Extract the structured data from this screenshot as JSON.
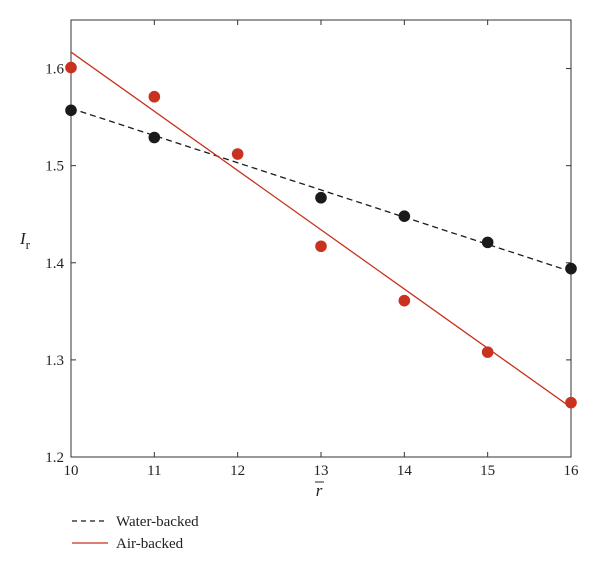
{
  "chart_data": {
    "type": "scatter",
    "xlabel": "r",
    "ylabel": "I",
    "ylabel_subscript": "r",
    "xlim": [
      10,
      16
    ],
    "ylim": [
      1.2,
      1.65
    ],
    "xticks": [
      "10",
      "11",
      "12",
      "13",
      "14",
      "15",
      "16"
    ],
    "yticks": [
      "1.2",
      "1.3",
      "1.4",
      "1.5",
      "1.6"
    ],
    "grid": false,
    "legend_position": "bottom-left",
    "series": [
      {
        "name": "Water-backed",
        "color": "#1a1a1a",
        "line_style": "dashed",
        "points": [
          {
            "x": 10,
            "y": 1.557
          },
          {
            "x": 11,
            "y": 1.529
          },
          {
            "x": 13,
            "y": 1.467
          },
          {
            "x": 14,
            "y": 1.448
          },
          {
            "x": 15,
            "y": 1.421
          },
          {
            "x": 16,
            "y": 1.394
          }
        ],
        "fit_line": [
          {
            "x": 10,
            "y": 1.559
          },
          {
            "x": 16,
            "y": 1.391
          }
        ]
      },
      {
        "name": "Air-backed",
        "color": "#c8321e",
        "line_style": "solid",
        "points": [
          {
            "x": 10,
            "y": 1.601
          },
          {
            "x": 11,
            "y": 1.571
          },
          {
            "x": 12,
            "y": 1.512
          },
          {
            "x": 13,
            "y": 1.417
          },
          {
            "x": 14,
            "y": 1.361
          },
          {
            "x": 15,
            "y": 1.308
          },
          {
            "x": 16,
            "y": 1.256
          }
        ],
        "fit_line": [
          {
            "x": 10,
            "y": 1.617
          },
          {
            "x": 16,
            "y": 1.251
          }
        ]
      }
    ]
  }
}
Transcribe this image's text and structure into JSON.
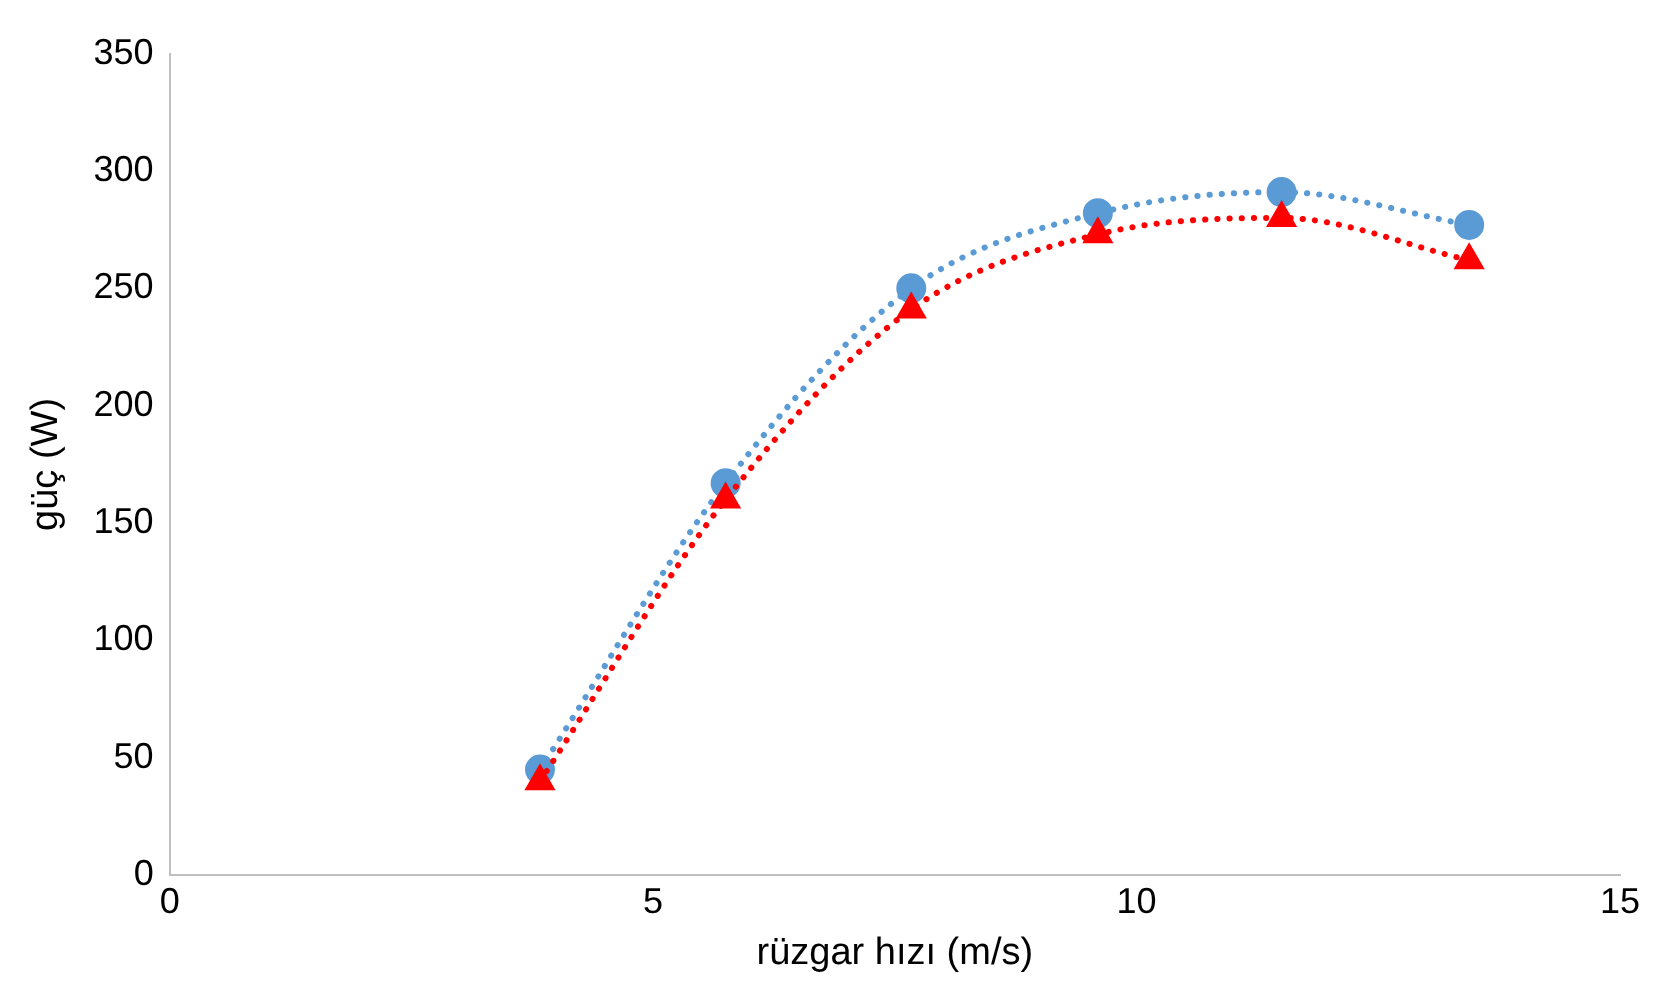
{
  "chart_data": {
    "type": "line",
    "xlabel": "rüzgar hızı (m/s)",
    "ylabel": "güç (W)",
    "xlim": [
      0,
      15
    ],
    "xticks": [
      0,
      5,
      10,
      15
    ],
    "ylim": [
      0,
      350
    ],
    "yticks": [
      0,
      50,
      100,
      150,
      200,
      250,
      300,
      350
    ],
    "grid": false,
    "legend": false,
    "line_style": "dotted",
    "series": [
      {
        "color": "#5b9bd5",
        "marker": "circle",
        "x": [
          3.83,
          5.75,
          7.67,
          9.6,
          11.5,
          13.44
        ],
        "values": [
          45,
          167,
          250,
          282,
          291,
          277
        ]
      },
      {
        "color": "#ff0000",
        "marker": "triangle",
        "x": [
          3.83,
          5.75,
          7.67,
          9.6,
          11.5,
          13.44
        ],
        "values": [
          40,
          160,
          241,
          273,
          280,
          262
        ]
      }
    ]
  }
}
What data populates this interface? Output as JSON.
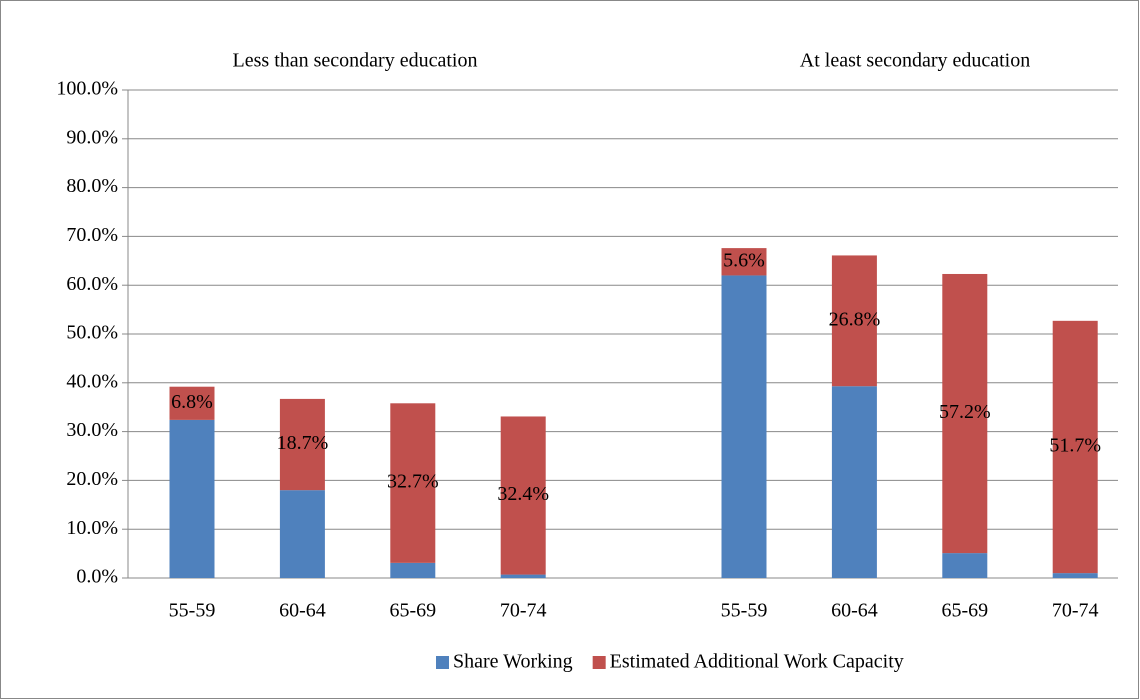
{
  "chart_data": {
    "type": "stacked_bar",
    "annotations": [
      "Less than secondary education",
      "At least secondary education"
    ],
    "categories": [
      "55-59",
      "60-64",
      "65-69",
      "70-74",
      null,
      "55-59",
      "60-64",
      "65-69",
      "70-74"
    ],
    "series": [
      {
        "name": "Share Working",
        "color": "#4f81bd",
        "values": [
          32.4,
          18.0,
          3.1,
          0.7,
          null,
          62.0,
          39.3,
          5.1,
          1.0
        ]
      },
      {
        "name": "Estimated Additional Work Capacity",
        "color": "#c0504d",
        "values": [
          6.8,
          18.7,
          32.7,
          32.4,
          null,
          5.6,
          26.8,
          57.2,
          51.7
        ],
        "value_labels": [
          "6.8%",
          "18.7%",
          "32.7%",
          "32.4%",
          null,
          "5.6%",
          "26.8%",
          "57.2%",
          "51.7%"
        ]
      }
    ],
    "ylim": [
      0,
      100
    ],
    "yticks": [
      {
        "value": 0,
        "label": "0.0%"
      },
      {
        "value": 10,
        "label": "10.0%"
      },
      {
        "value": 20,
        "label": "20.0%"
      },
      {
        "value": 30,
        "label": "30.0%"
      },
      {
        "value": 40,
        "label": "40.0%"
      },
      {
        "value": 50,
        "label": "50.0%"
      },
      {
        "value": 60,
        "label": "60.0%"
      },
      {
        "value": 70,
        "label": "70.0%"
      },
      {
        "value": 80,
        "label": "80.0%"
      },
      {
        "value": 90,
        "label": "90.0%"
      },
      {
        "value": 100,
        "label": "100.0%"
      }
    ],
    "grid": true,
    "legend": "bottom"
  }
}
###
◆ Exercise details
What is the number of lines in these records that contain "this"? Reply with the number only.

◆ Exercise solution
3